## To do
Leave out pictures; repeat exactly the lines from the "OCR this image." line through the last of the data below.

## Some records
= = = =

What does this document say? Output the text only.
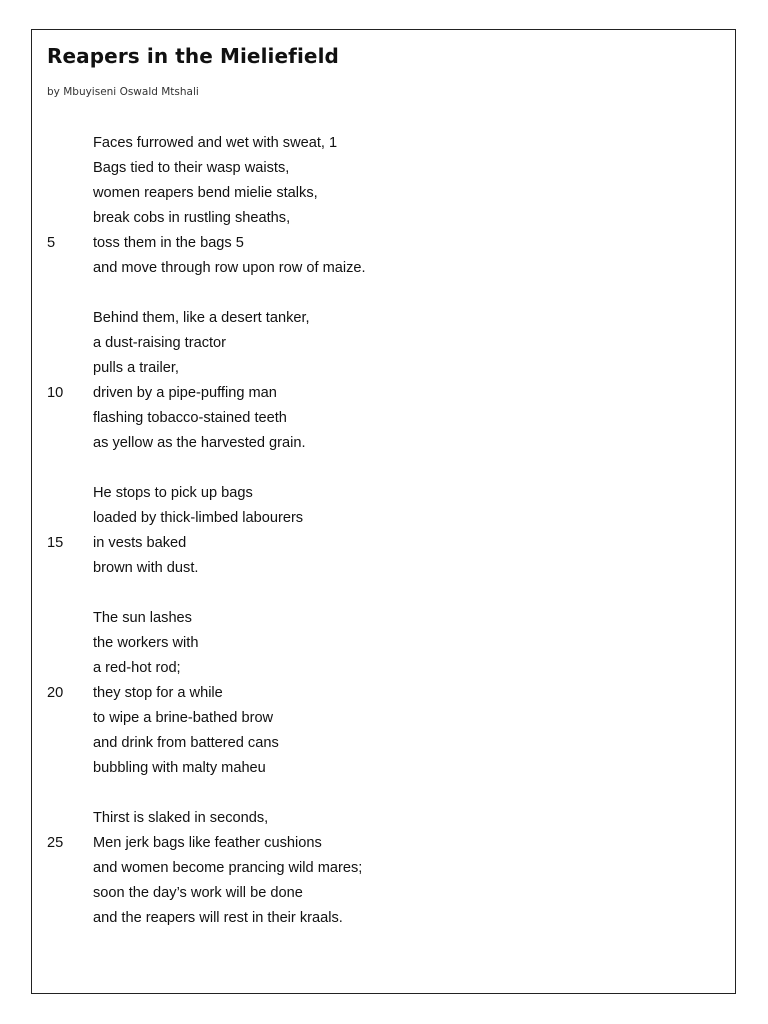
Reapers in the Mieliefield

by Mbuyiseni Oswald Mtshali

Faces furrowed and wet with sweat, 1
Bags tied to their wasp waists,
women reapers bend mielie stalks,
break cobs in rustling sheaths,
5	toss them in the bags 5
and move through row upon row of maize.
Behind them, like a desert tanker,
a dust-raising tractor
pulls a trailer,
10	driven by a pipe-puffing man
flashing tobacco-stained teeth
as yellow as the harvested grain.
He stops to pick up bags
loaded by thick-limbed labourers
15	in vests baked
brown with dust.
The sun lashes
the workers with
a red-hot rod;
20	they stop for a while
to wipe a brine-bathed brow
and drink from battered cans
bubbling with malty maheu
Thirst is slaked in seconds,
25	Men jerk bags like feather cushions
and women become prancing wild mares;
soon the day’s work will be done
and the reapers will rest in their kraals.
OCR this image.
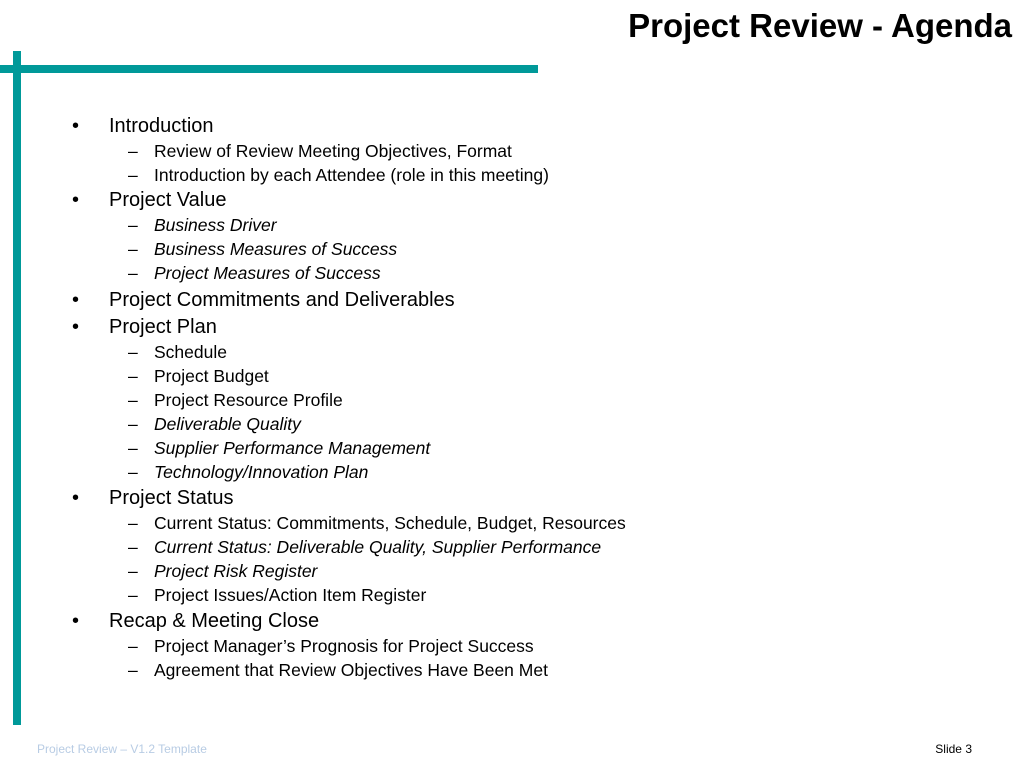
Project Review - Agenda
• Introduction
– Review of Review Meeting Objectives, Format
– Introduction by each Attendee (role in this meeting)
• Project Value
– Business Driver
– Business Measures of Success
– Project Measures of Success
• Project Commitments and Deliverables
• Project Plan
– Schedule
– Project Budget
– Project Resource Profile
– Deliverable Quality
– Supplier Performance Management
– Technology/Innovation Plan
• Project Status
– Current Status: Commitments, Schedule, Budget, Resources
– Current Status: Deliverable Quality, Supplier Performance
– Project Risk Register
– Project Issues/Action Item Register
• Recap & Meeting Close
– Project Manager’s Prognosis for Project Success
– Agreement that Review Objectives Have Been Met
Project Review – V1.2 Template	Slide 3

= = = =

## Answer to the exercise
OCR this image.
Project Review - Agenda
• Introduction
– Review of Review Meeting Objectives, Format
– Introduction by each Attendee (role in this meeting)
• Project Value
– Business Driver
– Business Measures of Success
– Project Measures of Success
• Project Commitments and Deliverables
• Project Plan
– Schedule
– Project Budget
– Project Resource Profile
– Deliverable Quality
– Supplier Performance Management
– Technology/Innovation Plan
• Project Status
– Current Status: Commitments, Schedule, Budget, Resources
– Current Status: Deliverable Quality, Supplier Performance
– Project Risk Register
– Project Issues/Action Item Register
• Recap & Meeting Close
– Project Manager’s Prognosis for Project Success
– Agreement that Review Objectives Have Been Met
Project Review – V1.2 Template	Slide 3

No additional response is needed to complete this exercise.